#### Aim
Copy word for word everything in the entries below, from the first line down to the line that contains "label c xyxy=(175,479,284,507)", including both of those lines.

#### Given records
= = = = = = =

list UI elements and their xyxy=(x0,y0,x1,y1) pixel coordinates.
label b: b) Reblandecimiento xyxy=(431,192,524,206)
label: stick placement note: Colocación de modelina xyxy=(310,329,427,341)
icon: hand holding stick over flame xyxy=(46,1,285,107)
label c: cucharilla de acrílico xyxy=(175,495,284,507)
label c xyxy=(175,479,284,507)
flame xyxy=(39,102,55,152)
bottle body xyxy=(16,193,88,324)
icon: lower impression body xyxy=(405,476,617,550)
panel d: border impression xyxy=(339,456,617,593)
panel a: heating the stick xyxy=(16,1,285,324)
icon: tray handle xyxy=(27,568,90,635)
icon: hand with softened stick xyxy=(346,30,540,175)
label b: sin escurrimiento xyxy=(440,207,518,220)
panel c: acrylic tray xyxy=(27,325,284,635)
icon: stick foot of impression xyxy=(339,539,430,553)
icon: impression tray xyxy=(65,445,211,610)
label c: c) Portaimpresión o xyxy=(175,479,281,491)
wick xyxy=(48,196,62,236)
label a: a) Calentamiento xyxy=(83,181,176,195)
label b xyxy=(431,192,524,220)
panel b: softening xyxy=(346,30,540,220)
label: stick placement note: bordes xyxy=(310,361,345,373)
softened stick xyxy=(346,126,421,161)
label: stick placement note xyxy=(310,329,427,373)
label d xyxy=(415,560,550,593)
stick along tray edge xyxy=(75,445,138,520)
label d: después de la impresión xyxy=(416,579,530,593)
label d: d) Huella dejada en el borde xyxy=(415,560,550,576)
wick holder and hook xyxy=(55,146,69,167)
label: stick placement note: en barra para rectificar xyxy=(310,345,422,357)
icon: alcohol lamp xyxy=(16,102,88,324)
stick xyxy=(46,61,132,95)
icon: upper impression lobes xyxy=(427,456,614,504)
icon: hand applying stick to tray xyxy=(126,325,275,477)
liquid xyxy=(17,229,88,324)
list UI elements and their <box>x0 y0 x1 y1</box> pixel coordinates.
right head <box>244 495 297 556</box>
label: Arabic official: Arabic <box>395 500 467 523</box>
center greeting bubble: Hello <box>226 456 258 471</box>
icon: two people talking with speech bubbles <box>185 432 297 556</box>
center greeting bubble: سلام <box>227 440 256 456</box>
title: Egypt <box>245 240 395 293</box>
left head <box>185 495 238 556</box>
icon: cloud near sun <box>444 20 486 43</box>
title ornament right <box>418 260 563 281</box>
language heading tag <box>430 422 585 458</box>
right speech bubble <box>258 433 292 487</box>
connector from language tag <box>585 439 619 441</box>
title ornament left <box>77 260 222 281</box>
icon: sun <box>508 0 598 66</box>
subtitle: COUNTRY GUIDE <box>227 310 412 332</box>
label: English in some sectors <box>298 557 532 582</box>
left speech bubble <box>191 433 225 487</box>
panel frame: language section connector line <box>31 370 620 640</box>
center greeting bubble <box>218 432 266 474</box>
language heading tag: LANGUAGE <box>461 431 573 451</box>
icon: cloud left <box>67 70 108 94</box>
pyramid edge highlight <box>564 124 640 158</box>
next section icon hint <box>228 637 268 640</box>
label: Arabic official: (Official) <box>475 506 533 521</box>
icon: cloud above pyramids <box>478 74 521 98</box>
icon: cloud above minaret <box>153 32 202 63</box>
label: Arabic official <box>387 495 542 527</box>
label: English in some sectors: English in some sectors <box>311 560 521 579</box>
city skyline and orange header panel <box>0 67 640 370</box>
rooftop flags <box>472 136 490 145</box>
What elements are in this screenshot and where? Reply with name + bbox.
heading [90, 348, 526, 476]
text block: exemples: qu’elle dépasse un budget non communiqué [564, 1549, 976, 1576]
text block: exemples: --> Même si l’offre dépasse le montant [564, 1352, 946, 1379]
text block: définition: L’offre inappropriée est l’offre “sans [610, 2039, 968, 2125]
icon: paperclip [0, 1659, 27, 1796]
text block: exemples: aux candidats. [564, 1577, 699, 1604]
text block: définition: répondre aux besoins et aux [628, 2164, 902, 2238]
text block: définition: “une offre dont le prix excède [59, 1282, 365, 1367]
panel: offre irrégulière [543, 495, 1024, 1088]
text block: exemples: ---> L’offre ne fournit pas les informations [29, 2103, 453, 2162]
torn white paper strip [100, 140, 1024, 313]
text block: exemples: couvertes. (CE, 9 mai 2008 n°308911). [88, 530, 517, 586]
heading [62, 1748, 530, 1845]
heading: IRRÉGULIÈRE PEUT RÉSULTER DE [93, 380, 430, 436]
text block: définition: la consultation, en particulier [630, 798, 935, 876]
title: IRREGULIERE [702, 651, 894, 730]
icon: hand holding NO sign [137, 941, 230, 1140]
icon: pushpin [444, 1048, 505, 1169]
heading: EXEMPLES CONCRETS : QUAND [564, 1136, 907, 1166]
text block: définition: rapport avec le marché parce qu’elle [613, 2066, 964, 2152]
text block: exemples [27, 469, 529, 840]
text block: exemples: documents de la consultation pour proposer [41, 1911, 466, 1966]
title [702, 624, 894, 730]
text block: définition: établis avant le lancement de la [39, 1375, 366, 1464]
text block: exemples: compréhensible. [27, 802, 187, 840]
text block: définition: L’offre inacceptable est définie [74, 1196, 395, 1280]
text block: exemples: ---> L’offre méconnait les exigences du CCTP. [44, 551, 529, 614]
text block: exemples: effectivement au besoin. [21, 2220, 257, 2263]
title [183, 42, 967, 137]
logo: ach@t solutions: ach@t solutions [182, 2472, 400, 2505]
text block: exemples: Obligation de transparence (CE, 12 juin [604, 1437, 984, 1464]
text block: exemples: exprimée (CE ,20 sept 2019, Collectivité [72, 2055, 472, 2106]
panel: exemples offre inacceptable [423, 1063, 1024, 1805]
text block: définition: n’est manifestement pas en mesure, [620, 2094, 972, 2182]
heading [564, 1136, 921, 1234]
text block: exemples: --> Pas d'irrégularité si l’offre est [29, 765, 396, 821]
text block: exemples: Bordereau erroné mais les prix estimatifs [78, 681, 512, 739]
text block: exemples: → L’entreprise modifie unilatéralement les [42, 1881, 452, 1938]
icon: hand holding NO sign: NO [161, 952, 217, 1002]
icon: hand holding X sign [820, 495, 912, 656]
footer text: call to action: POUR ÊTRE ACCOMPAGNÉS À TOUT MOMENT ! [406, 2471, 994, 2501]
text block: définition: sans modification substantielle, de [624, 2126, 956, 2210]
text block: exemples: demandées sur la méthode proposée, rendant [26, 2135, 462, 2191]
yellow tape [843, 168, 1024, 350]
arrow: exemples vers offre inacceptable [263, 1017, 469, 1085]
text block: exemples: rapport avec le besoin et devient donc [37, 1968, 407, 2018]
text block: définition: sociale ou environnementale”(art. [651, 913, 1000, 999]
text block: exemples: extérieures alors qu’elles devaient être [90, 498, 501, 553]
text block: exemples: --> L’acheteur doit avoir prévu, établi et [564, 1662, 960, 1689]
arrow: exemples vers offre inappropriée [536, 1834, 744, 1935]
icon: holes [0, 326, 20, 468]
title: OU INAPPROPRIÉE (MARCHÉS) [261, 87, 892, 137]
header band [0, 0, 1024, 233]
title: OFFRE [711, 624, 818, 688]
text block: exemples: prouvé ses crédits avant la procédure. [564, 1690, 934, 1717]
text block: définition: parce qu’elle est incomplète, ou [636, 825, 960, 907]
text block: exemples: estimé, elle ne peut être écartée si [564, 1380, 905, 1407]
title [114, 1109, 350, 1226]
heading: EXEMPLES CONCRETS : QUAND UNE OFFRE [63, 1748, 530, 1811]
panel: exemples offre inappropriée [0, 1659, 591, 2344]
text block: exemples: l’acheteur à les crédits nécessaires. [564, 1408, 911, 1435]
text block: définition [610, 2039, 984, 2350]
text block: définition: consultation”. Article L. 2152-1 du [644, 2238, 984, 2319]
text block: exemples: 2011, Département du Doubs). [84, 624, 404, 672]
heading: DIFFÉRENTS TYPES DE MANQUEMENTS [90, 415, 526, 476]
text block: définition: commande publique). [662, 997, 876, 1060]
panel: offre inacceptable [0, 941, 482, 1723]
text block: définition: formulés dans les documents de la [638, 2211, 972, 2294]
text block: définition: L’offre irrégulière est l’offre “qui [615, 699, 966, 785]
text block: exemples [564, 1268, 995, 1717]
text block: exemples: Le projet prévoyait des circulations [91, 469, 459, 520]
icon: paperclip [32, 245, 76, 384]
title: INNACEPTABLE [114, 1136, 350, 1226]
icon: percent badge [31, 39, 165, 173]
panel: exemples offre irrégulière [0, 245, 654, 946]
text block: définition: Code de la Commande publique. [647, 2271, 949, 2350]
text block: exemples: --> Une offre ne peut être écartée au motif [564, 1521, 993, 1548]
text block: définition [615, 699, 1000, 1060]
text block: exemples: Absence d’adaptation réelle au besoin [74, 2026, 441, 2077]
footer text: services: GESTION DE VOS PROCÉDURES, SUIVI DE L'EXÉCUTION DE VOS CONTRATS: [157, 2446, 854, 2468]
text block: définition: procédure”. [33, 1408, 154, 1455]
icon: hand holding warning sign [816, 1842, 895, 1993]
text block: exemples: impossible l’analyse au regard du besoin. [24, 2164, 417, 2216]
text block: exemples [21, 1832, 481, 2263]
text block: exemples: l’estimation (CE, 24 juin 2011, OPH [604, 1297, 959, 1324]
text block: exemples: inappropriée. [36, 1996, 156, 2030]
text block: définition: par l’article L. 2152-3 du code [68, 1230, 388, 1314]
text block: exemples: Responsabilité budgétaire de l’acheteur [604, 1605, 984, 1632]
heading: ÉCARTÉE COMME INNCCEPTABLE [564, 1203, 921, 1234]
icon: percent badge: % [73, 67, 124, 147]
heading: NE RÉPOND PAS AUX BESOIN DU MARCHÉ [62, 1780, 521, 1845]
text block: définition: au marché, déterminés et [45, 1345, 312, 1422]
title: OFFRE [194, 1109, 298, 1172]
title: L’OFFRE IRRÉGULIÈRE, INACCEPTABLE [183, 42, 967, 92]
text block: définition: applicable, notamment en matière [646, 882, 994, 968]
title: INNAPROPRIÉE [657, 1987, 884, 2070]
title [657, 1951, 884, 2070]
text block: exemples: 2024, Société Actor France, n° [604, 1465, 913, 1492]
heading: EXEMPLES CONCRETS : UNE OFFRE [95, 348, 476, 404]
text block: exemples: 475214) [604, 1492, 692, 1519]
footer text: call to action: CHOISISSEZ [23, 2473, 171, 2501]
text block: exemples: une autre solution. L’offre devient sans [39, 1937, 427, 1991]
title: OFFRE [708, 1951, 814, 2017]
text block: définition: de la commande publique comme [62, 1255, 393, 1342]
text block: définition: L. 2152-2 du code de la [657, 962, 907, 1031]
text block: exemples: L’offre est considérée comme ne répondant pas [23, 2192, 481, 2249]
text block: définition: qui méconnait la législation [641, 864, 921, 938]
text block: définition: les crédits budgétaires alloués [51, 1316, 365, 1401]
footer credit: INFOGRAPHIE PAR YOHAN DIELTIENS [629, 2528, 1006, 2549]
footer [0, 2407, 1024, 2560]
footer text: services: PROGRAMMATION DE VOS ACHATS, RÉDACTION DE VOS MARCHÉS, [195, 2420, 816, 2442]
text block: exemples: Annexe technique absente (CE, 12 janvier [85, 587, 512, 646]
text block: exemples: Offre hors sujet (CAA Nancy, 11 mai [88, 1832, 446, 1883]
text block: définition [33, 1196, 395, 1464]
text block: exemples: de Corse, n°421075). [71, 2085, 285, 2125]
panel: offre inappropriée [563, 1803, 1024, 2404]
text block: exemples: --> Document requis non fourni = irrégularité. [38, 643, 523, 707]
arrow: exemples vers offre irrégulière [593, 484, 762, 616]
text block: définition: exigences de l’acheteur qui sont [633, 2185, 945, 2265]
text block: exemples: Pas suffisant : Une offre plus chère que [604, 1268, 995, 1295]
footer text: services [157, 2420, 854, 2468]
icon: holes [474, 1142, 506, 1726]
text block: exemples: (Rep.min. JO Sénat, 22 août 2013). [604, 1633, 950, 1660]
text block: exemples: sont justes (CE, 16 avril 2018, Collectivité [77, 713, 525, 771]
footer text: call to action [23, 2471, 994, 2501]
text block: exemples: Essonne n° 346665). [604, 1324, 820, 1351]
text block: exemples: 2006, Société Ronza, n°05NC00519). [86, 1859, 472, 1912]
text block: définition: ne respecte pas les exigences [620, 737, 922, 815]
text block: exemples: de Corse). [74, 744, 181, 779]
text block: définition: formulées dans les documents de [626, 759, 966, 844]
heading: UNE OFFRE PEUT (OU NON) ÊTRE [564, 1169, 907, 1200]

= = = = = = =

#### Answer for the task
list UI elements and their xyxy=(x0,y0,x1,y1) pixel coordinates.
label b: b) Reblandecimiento xyxy=(431,192,524,206)
label: stick placement note: Colocación de modelina xyxy=(310,329,427,341)
icon: hand holding stick over flame xyxy=(46,1,285,107)
label c: cucharilla de acrílico xyxy=(175,495,284,507)
label c xyxy=(175,479,284,507)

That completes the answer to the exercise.